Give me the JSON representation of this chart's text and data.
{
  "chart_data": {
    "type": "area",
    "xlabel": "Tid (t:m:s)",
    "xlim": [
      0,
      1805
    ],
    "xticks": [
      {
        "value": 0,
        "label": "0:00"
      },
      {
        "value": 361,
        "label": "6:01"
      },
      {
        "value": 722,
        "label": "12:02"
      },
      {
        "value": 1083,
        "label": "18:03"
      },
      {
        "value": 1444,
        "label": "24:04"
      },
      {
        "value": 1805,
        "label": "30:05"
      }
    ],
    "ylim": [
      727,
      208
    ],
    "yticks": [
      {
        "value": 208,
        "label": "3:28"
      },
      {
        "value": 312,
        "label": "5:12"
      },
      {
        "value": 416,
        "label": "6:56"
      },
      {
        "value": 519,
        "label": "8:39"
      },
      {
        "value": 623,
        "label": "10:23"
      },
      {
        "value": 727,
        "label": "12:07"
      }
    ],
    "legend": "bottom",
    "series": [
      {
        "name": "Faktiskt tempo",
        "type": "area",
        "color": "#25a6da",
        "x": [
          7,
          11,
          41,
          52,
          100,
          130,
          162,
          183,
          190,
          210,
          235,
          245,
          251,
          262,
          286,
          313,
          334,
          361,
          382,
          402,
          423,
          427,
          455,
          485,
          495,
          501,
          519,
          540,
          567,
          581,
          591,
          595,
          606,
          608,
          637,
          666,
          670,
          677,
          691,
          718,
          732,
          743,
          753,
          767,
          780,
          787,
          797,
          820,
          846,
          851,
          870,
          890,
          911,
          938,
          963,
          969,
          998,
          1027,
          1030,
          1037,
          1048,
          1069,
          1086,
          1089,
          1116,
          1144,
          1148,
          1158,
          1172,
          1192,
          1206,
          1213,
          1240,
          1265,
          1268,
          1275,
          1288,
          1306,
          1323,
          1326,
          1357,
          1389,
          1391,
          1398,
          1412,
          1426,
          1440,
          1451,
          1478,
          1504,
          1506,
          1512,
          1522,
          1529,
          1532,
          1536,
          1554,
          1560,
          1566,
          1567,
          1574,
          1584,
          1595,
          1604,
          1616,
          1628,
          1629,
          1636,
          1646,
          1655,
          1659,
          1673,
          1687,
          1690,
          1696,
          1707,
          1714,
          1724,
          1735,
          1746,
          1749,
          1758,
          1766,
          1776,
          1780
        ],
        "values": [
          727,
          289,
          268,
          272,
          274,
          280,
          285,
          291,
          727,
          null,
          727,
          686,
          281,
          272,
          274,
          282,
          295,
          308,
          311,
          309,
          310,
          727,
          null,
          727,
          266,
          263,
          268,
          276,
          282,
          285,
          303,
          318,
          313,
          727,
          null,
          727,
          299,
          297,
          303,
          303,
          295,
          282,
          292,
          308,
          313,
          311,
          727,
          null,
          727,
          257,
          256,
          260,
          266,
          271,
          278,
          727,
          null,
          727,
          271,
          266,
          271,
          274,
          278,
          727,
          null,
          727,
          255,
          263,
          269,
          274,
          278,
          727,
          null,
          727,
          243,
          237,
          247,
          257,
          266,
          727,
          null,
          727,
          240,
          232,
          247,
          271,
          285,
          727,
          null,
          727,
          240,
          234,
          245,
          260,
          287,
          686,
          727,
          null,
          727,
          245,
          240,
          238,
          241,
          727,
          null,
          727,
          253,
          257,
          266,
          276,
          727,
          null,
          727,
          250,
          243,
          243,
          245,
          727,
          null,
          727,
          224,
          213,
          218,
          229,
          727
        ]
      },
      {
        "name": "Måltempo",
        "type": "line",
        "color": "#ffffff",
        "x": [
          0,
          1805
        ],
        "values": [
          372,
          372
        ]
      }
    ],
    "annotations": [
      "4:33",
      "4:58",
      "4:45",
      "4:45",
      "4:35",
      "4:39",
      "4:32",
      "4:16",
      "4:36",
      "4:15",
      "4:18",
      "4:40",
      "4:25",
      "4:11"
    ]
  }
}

—————

Copy out all of the records above with nothing altered.

• [Output for this exercise]:
Give me the JSON representation of this chart's text and data.
{
  "chart_data": {
    "type": "area",
    "xlabel": "Tid (t:m:s)",
    "xlim": [
      0,
      1805
    ],
    "xticks": [
      {
        "value": 0,
        "label": "0:00"
      },
      {
        "value": 361,
        "label": "6:01"
      },
      {
        "value": 722,
        "label": "12:02"
      },
      {
        "value": 1083,
        "label": "18:03"
      },
      {
        "value": 1444,
        "label": "24:04"
      },
      {
        "value": 1805,
        "label": "30:05"
      }
    ],
    "ylim": [
      727,
      208
    ],
    "yticks": [
      {
        "value": 208,
        "label": "3:28"
      },
      {
        "value": 312,
        "label": "5:12"
      },
      {
        "value": 416,
        "label": "6:56"
      },
      {
        "value": 519,
        "label": "8:39"
      },
      {
        "value": 623,
        "label": "10:23"
      },
      {
        "value": 727,
        "label": "12:07"
      }
    ],
    "legend": "bottom",
    "series": [
      {
        "name": "Faktiskt tempo",
        "type": "area",
        "color": "#25a6da",
        "x": [
          7,
          11,
          41,
          52,
          100,
          130,
          162,
          183,
          190,
          210,
          235,
          245,
          251,
          262,
          286,
          313,
          334,
          361,
          382,
          402,
          423,
          427,
          455,
          485,
          495,
          501,
          519,
          540,
          567,
          581,
          591,
          595,
          606,
          608,
          637,
          666,
          670,
          677,
          691,
          718,
          732,
          743,
          753,
          767,
          780,
          787,
          797,
          820,
          846,
          851,
          870,
          890,
          911,
          938,
          963,
          969,
          998,
          1027,
          1030,
          1037,
          1048,
          1069,
          1086,
          1089,
          1116,
          1144,
          1148,
          1158,
          1172,
          1192,
          1206,
          1213,
          1240,
          1265,
          1268,
          1275,
          1288,
          1306,
          1323,
          1326,
          1357,
          1389,
          1391,
          1398,
          1412,
          1426,
          1440,
          1451,
          1478,
          1504,
          1506,
          1512,
          1522,
          1529,
          1532,
          1536,
          1554,
          1560,
          1566,
          1567,
          1574,
          1584,
          1595,
          1604,
          1616,
          1628,
          1629,
          1636,
          1646,
          1655,
          1659,
          1673,
          1687,
          1690,
          1696,
          1707,
          1714,
          1724,
          1735,
          1746,
          1749,
          1758,
          1766,
          1776,
          1780
        ],
        "values": [
          727,
          289,
          268,
          272,
          274,
          280,
          285,
          291,
          727,
          null,
          727,
          686,
          281,
          272,
          274,
          282,
          295,
          308,
          311,
          309,
          310,
          727,
          null,
          727,
          266,
          263,
          268,
          276,
          282,
          285,
          303,
          318,
          313,
          727,
          null,
          727,
          299,
          297,
          303,
          303,
          295,
          282,
          292,
          308,
          313,
          311,
          727,
          null,
          727,
          257,
          256,
          260,
          266,
          271,
          278,
          727,
          null,
          727,
          271,
          266,
          271,
          274,
          278,
          727,
          null,
          727,
          255,
          263,
          269,
          274,
          278,
          727,
          null,
          727,
          243,
          237,
          247,
          257,
          266,
          727,
          null,
          727,
          240,
          232,
          247,
          271,
          285,
          727,
          null,
          727,
          240,
          234,
          245,
          260,
          287,
          686,
          727,
          null,
          727,
          245,
          240,
          238,
          241,
          727,
          null,
          727,
          253,
          257,
          266,
          276,
          727,
          null,
          727,
          250,
          243,
          243,
          245,
          727,
          null,
          727,
          224,
          213,
          218,
          229,
          727
        ]
      },
      {
        "name": "Måltempo",
        "type": "line",
        "color": "#ffffff",
        "x": [
          0,
          1805
        ],
        "values": [
          372,
          372
        ]
      }
    ],
    "annotations": [
      "4:33",
      "4:58",
      "4:45",
      "4:45",
      "4:35",
      "4:39",
      "4:32",
      "4:16",
      "4:36",
      "4:15",
      "4:18",
      "4:40",
      "4:25",
      "4:11"
    ]
  }
}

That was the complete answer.